AIM OF THE EXERCISE: Your output should repeat the entries below exactly. It should contain no images.

○ ○ ○ ○ ○

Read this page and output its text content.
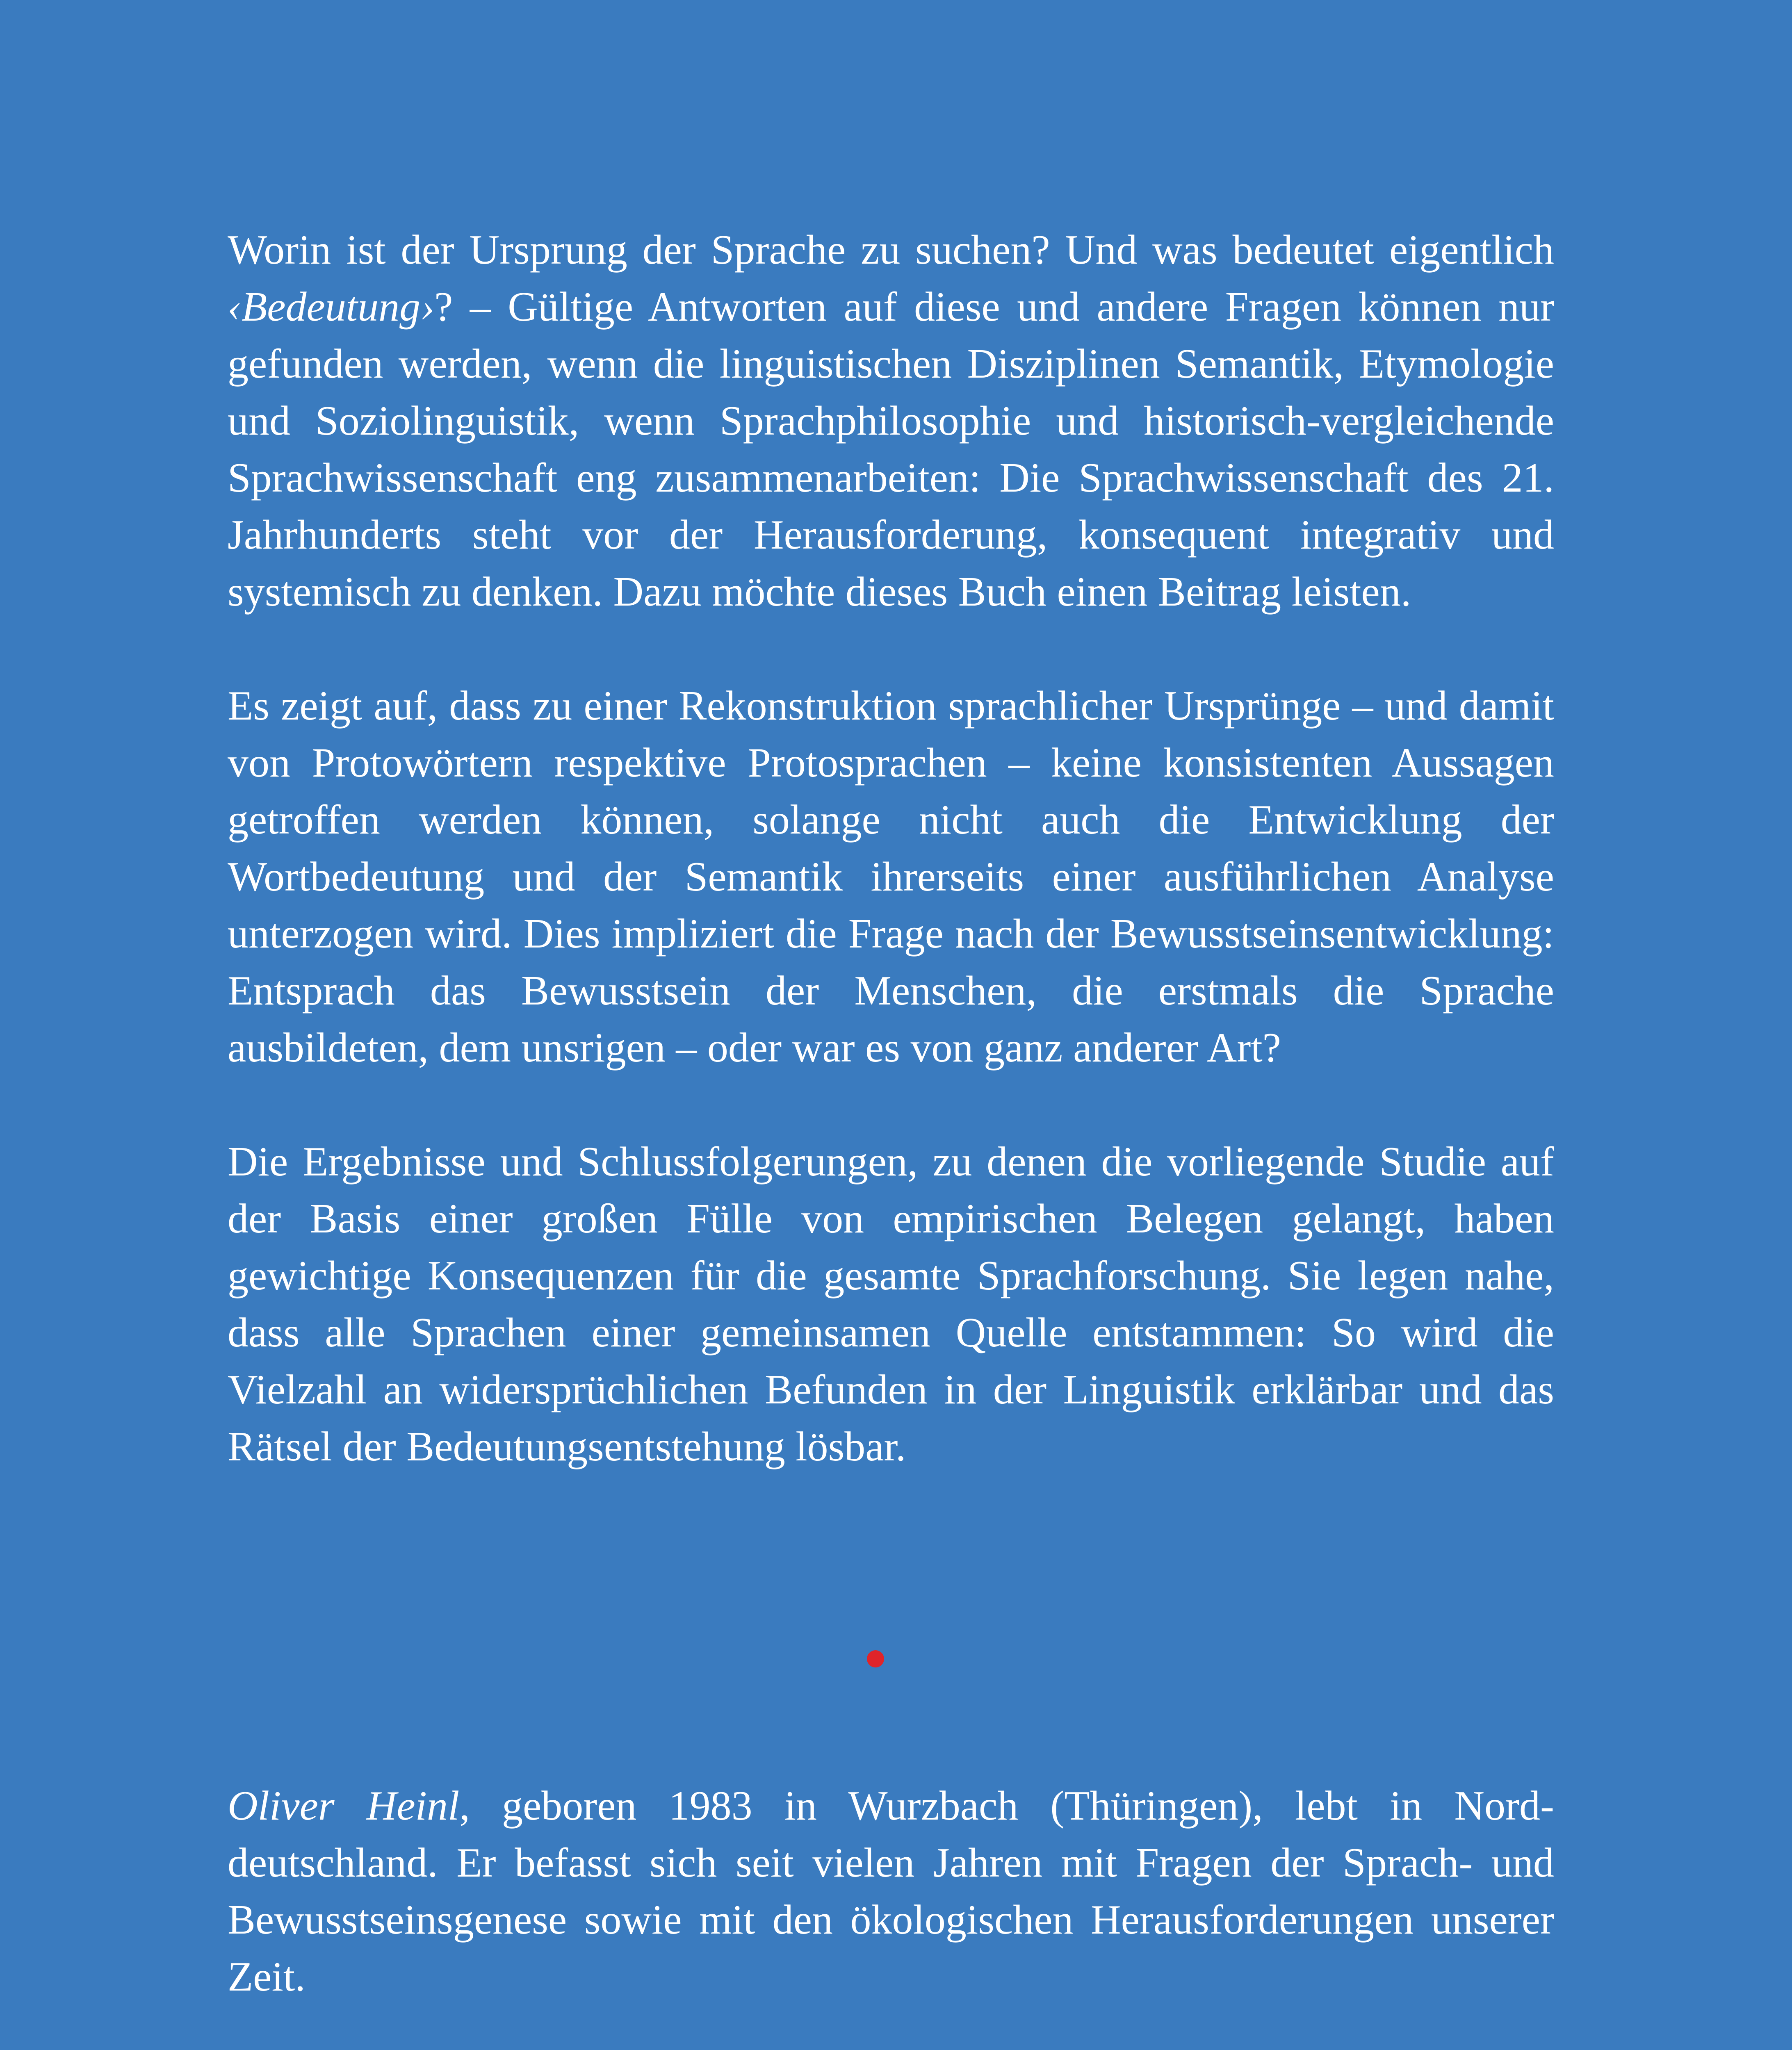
Worin ist der Ursprung der Sprache zu suchen? Und was bedeutet eigentlich ‹Bedeutung›? – Gültige Antworten auf diese und andere Fragen können nur gefunden werden, wenn die linguistischen Disziplinen Semantik, Etymologie und Soziolinguistik, wenn Sprachphilosophie und historisch-vergleichende Sprachwissenschaft eng zusammenarbeiten: Die Sprachwissenschaft des 21. Jahrhunderts steht vor der Herausforderung, konsequent integrativ und systemisch zu denken. Dazu möchte dieses Buch einen Beitrag leisten.

Es zeigt auf, dass zu einer Rekonstruktion sprachlicher Ursprünge – und damit von Protowörtern respektive Protosprachen – keine konsistenten Aussagen getroffen werden können, solange nicht auch die Entwicklung der Wortbedeutung und der Semantik ihrerseits einer ausführlichen Analyse unterzogen wird. Dies impliziert die Frage nach der Bewusstseinsentwicklung: Entsprach das Bewusstsein der Menschen, die erstmals die Sprache ausbildeten, dem unsrigen – oder war es von ganz anderer Art?

Die Ergebnisse und Schlussfolgerungen, zu denen die vorliegende Studie auf der Basis einer großen Fülle von empirischen Belegen gelangt, haben gewichtige Konsequenzen für die gesamte Sprachforschung. Sie legen nahe, dass alle Sprachen einer gemeinsamen Quelle entstammen: So wird die Vielzahl an widersprüchlichen Befunden in der Linguistik erklärbar und das Rätsel der Bedeutungsentstehung lösbar.

Oliver Heinl, geboren 1983 in Wurzbach (Thüringen), lebt in Norddeutschland. Er befasst sich seit vielen Jahren mit Fragen der Sprach- und Bewusstseinsgenese sowie mit den ökologischen Herausforderungen unserer Zeit.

○ ○ ○ ○ ○

RESULT OF THIS TASK:
Read this page and output its text content.
Worin ist der Ursprung der Sprache zu suchen? Und was bedeutet eigentlich ‹Bedeutung›? – Gültige Antworten auf diese und andere Fragen können nur gefunden werden, wenn die linguistischen Disziplinen Semantik, Etymologie und Soziolinguistik, wenn Sprachphilosophie und historisch-vergleichende Sprachwissenschaft eng zusammenarbeiten: Die Sprachwissenschaft des 21. Jahrhunderts steht vor der Herausforderung, konsequent integrativ und systemisch zu denken. Dazu möchte dieses Buch einen Beitrag leisten.

Es zeigt auf, dass zu einer Rekonstruktion sprachlicher Ursprünge – und damit von Protowörtern respektive Protosprachen – keine konsistenten Aussagen getroffen werden können, solange nicht auch die Entwicklung der Wortbedeutung und der Semantik ihrerseits einer ausführlichen Analyse unterzogen wird. Dies impliziert die Frage nach der Bewusstseinsentwicklung: Entsprach das Bewusstsein der Menschen, die erstmals die Sprache ausbildeten, dem unsrigen – oder war es von ganz anderer Art?

Die Ergebnisse und Schlussfolgerungen, zu denen die vorliegende Studie auf der Basis einer großen Fülle von empirischen Belegen gelangt, haben gewichtige Konsequenzen für die gesamte Sprachforschung. Sie legen nahe, dass alle Sprachen einer gemeinsamen Quelle entstammen: So wird die Vielzahl an widersprüchlichen Befunden in der Linguistik erklärbar und das Rätsel der Bedeutungsentstehung lösbar.

Oliver Heinl, geboren 1983 in Wurzbach (Thüringen), lebt in Norddeutschland. Er befasst sich seit vielen Jahren mit Fragen der Sprach- und Bewusstseinsgenese sowie mit den ökologischen Herausforderungen unserer Zeit.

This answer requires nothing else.